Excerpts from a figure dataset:

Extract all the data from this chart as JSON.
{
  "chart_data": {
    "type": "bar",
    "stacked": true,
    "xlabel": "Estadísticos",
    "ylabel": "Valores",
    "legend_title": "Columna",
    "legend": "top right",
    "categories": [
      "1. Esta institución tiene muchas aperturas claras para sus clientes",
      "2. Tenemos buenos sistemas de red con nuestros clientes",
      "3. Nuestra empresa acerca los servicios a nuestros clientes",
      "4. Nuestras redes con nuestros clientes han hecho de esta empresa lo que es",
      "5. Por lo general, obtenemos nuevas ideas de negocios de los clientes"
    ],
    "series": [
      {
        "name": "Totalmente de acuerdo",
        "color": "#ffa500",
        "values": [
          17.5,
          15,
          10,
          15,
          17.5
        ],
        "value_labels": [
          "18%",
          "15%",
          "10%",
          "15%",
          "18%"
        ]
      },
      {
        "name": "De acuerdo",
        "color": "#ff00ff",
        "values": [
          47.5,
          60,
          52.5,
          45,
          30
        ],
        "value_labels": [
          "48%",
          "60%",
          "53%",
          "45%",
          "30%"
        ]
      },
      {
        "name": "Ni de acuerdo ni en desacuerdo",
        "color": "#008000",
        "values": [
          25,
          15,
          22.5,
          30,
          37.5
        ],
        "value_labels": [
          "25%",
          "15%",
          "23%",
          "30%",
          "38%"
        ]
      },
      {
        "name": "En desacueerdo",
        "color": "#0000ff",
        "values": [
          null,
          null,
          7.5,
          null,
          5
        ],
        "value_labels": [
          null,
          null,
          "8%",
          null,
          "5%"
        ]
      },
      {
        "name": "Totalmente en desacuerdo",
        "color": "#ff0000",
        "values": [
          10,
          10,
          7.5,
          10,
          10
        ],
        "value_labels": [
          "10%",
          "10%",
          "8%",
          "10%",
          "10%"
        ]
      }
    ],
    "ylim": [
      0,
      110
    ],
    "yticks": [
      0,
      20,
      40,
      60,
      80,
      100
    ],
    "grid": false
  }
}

--

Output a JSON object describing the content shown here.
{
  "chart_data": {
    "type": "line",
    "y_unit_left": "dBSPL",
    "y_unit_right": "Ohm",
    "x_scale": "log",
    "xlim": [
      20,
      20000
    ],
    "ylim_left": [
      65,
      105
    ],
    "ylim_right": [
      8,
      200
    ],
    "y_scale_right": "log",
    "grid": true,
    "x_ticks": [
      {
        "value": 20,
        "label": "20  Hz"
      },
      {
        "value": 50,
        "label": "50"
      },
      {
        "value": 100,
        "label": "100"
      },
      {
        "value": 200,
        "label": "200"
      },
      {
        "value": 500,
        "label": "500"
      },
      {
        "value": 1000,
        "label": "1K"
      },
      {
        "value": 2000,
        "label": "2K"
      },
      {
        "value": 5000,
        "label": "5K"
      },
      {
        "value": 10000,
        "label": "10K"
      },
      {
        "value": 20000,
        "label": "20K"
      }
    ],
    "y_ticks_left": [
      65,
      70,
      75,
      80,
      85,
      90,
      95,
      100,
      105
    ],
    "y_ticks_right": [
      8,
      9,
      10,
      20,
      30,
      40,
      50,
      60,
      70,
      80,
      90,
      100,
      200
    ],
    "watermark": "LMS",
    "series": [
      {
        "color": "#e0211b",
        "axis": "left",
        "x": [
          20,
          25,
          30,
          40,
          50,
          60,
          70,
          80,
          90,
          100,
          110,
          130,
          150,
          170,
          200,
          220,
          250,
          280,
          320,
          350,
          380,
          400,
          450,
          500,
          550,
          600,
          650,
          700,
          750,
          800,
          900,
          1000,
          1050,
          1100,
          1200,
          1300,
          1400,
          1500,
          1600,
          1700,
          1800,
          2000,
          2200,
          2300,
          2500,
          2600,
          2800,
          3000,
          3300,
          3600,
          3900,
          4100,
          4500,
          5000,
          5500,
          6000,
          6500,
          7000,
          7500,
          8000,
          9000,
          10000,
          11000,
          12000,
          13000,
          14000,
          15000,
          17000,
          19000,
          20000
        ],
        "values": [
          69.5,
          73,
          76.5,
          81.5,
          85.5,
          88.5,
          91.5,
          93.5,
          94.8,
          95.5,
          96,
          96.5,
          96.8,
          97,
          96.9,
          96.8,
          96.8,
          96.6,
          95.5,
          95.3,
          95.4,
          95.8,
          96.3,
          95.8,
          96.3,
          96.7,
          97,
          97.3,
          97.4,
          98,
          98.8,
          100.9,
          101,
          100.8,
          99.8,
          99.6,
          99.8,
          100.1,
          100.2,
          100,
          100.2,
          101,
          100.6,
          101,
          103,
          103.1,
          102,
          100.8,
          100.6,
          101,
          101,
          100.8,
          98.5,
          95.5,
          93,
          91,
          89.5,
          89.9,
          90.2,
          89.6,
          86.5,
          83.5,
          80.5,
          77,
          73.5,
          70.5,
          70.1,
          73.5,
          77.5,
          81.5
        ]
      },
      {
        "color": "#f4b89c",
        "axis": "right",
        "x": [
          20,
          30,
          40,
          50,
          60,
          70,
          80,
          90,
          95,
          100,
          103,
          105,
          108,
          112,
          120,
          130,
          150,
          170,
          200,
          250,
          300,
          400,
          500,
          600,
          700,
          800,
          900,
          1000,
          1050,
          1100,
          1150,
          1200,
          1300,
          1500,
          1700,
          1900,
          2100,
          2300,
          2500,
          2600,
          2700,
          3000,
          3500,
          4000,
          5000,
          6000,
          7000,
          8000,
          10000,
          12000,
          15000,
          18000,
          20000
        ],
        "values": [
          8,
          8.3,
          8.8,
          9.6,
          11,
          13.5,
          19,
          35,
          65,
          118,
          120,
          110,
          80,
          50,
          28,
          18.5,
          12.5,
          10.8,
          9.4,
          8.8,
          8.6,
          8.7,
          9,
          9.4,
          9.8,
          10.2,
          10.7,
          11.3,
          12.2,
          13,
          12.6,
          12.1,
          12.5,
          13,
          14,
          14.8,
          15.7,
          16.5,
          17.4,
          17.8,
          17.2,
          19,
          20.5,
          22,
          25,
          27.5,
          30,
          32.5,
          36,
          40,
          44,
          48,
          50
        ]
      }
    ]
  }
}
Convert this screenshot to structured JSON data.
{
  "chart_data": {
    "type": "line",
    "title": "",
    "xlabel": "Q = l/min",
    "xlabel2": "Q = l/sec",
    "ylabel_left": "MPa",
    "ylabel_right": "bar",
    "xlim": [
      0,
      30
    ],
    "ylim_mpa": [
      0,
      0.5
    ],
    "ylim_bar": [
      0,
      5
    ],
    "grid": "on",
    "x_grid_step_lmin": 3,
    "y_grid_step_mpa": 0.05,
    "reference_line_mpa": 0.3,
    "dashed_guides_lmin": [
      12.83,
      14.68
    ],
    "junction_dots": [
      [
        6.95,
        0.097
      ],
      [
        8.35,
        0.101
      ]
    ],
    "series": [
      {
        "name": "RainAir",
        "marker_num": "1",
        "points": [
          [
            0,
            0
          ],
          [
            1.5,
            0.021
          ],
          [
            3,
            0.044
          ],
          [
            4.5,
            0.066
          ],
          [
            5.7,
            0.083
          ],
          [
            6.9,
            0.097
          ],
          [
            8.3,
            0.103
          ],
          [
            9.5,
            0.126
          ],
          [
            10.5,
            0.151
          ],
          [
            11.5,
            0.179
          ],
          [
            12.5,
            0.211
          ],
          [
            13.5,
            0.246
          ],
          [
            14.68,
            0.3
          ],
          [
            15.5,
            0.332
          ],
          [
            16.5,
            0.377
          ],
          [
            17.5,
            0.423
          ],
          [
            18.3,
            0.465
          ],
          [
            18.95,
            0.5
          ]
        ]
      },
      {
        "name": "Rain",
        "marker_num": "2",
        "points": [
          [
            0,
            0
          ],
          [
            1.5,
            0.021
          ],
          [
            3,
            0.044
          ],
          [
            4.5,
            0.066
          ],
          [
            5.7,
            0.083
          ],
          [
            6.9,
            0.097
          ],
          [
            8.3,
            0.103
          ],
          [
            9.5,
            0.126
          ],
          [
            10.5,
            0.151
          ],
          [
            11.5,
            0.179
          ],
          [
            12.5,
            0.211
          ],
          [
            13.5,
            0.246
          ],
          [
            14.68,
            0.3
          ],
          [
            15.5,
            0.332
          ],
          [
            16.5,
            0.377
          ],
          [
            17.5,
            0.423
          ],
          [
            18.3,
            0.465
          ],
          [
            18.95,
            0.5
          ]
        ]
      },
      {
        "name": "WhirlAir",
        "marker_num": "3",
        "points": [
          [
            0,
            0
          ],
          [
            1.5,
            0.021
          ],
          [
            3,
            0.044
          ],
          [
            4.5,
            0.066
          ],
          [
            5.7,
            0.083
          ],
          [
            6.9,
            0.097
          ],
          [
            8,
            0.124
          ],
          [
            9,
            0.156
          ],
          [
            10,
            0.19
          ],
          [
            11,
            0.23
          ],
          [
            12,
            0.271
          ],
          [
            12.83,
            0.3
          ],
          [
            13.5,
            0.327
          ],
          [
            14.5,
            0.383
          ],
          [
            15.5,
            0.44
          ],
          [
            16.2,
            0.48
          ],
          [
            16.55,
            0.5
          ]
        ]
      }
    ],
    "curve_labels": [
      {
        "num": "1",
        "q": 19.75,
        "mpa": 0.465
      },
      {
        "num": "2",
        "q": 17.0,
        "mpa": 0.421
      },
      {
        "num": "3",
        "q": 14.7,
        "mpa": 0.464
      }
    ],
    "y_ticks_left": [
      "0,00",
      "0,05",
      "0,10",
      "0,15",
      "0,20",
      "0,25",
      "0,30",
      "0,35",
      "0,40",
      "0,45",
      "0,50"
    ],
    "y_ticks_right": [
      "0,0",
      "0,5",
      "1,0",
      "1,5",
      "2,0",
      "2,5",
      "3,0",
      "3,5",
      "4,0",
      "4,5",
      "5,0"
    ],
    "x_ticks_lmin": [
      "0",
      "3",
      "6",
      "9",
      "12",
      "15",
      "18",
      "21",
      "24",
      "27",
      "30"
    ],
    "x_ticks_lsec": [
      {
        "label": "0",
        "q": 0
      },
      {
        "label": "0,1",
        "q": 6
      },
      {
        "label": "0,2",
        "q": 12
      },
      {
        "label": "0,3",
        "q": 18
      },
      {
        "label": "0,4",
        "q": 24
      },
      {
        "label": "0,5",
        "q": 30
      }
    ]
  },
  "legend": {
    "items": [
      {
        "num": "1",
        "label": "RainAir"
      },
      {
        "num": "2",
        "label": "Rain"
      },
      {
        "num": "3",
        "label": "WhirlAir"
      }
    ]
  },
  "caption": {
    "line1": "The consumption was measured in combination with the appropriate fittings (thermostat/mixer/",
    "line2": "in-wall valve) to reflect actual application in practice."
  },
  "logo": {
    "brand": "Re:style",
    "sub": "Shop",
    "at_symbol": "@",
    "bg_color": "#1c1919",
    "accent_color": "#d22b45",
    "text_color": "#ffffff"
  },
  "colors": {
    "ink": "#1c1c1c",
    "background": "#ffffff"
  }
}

JOB:
Find the lines containing "JSON" and pull them out.

WRITTEN RESPONSE:
Extract all the data from this chart as JSON.
Output a JSON object describing the content shown here.
Convert this screenshot to structured JSON data.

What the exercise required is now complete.